**Dataset records**
====================

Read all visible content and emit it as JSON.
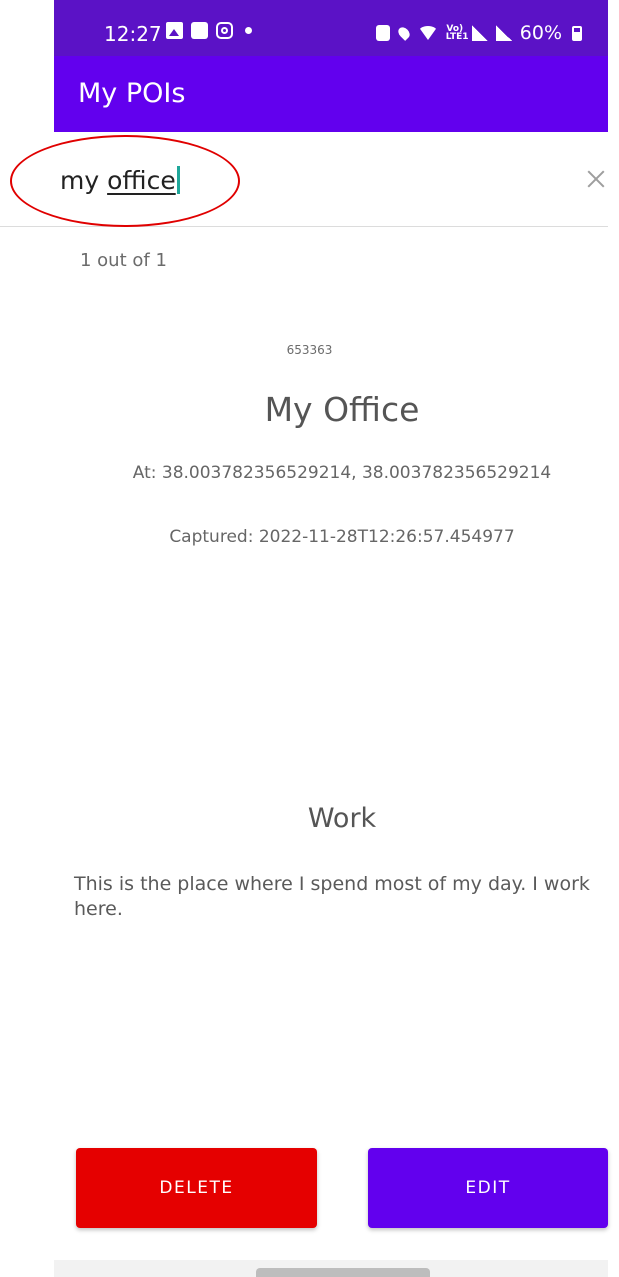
{
  "status_bar": {
    "time": "12:27",
    "volte_top": "Vo)",
    "volte_bottom": "LTE1",
    "battery": "60%"
  },
  "app_bar": {
    "title": "My POIs"
  },
  "search": {
    "value_prefix": "my ",
    "value_underlined": "office",
    "clear_icon": "close-icon"
  },
  "results": {
    "count_text": "1 out of 1"
  },
  "poi": {
    "id": "653363",
    "name": "My Office",
    "coordinates": "At: 38.003782356529214, 38.003782356529214",
    "captured": "Captured: 2022-11-28T12:26:57.454977",
    "category": "Work",
    "description": "This is the place where I spend most of my day. I work here."
  },
  "actions": {
    "delete_label": "DELETE",
    "edit_label": "EDIT"
  },
  "colors": {
    "status_bar": "#5b12c6",
    "app_bar": "#6200ee",
    "delete_button": "#e50000",
    "edit_button": "#6200ee",
    "caret": "#1fa79a",
    "annotation": "#e00000"
  }
}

====================

**Objective**
Restate the full listing verbatim and drop every picture.

**Answer to this problem**
Read all visible content and emit it as JSON.
{
  "status_bar": {
    "time": "12:27",
    "volte_top": "Vo)",
    "volte_bottom": "LTE1",
    "battery": "60%"
  },
  "app_bar": {
    "title": "My POIs"
  },
  "search": {
    "value_prefix": "my ",
    "value_underlined": "office",
    "clear_icon": "close-icon"
  },
  "results": {
    "count_text": "1 out of 1"
  },
  "poi": {
    "id": "653363",
    "name": "My Office",
    "coordinates": "At: 38.003782356529214, 38.003782356529214",
    "captured": "Captured: 2022-11-28T12:26:57.454977",
    "category": "Work",
    "description": "This is the place where I spend most of my day. I work here."
  },
  "actions": {
    "delete_label": "DELETE",
    "edit_label": "EDIT"
  },
  "colors": {
    "status_bar": "#5b12c6",
    "app_bar": "#6200ee",
    "delete_button": "#e50000",
    "edit_button": "#6200ee",
    "caret": "#1fa79a",
    "annotation": "#e00000"
  }
}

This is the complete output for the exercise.